>>>

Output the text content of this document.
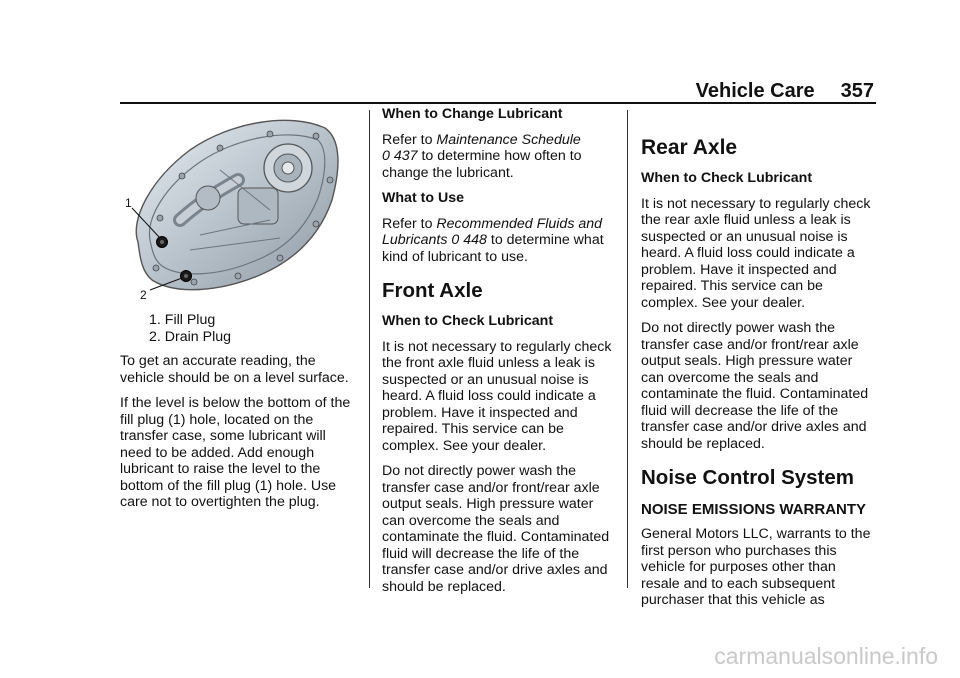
Vehicle Care 357
1
2
1. Fill Plug
2. Drain Plug

To get an accurate reading, the vehicle should be on a level surface.

If the level is below the bottom of the fill plug (1) hole, located on the transfer case, some lubricant will need to be added. Add enough lubricant to raise the level to the bottom of the fill plug (1) hole. Use care not to overtighten the plug.

When to Change Lubricant

Refer to Maintenance Schedule
0 437 to determine how often to change the lubricant.

What to Use

Refer to Recommended Fluids and Lubricants 0 448 to determine what kind of lubricant to use.

Front Axle

When to Check Lubricant

It is not necessary to regularly check the front axle fluid unless a leak is suspected or an unusual noise is heard. A fluid loss could indicate a problem. Have it inspected and repaired. This service can be complex. See your dealer.

Do not directly power wash the transfer case and/or front/rear axle output seals. High pressure water can overcome the seals and contaminate the fluid. Contaminated fluid will decrease the life of the transfer case and/or drive axles and should be replaced.

Rear Axle

When to Check Lubricant

It is not necessary to regularly check the rear axle fluid unless a leak is suspected or an unusual noise is heard. A fluid loss could indicate a problem. Have it inspected and repaired. This service can be complex. See your dealer.

Do not directly power wash the transfer case and/or front/rear axle output seals. High pressure water can overcome the seals and contaminate the fluid. Contaminated fluid will decrease the life of the transfer case and/or drive axles and should be replaced.

Noise Control System
NOISE EMISSIONS WARRANTY

General Motors LLC, warrants to the first person who purchases this vehicle for purposes other than resale and to each subsequent purchaser that this vehicle as

carmanualsonline.info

<<<

- PROBLEM DETAILS
Gather all lines from the listing above in which "dealer" occurs.

- RESPONSE TO THE EXERCISE
It is not necessary to regularly check the front axle fluid unless a leak is suspected or an unusual noise is heard. A fluid loss could indicate a problem. Have it inspected and repaired. This service can be complex. See your dealer.
It is not necessary to regularly check the rear axle fluid unless a leak is suspected or an unusual noise is heard. A fluid loss could indicate a problem. Have it inspected and repaired. This service can be complex. See your dealer.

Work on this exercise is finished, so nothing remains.